→ STATED PROBLEM:
Repeat each line of the material below exactly as it appears, minus any pictures.

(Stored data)
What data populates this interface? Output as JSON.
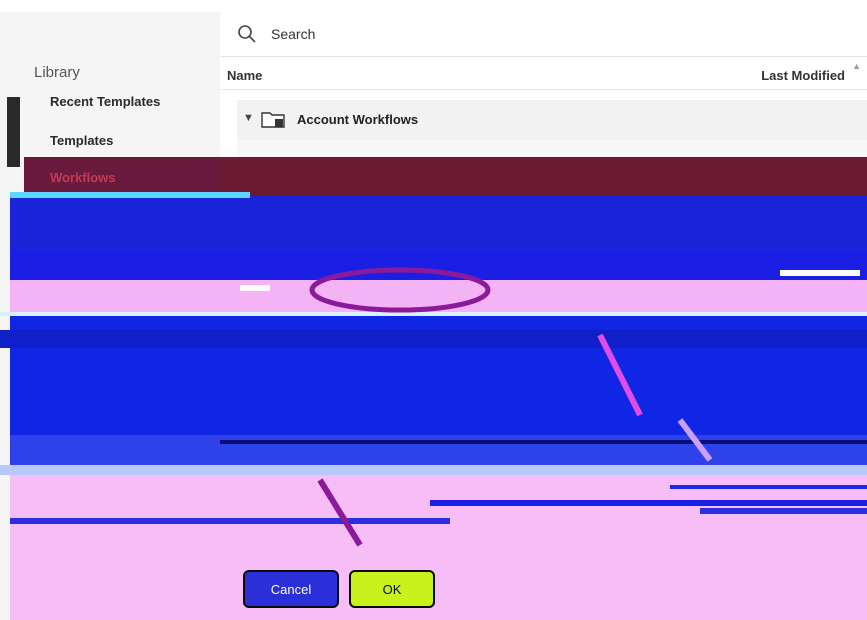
{
  "sidebar": {
    "title": "Library",
    "items": [
      {
        "label": "Recent Templates"
      },
      {
        "label": "Templates"
      },
      {
        "label": "Workflows"
      }
    ]
  },
  "search": {
    "placeholder": "Search"
  },
  "table": {
    "columns": [
      "Name",
      "Last Modified"
    ],
    "folder": {
      "name": "Account Workflows"
    }
  },
  "dialog": {
    "cancel_label": "Cancel",
    "ok_label": "OK"
  },
  "colors": {
    "sidebar_bg": "#f5f5f5",
    "selection_bg": "#6d1a34",
    "accent_red": "#c43a54"
  }
}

→ REPLY:
What data populates this interface? Output as JSON.
{
  "sidebar": {
    "title": "Library",
    "items": [
      {
        "label": "Recent Templates"
      },
      {
        "label": "Templates"
      },
      {
        "label": "Workflows"
      }
    ]
  },
  "search": {
    "placeholder": "Search"
  },
  "table": {
    "columns": [
      "Name",
      "Last Modified"
    ],
    "folder": {
      "name": "Account Workflows"
    }
  },
  "dialog": {
    "cancel_label": "Cancel",
    "ok_label": "OK"
  },
  "colors": {
    "sidebar_bg": "#f5f5f5",
    "selection_bg": "#6d1a34",
    "accent_red": "#c43a54"
  }
}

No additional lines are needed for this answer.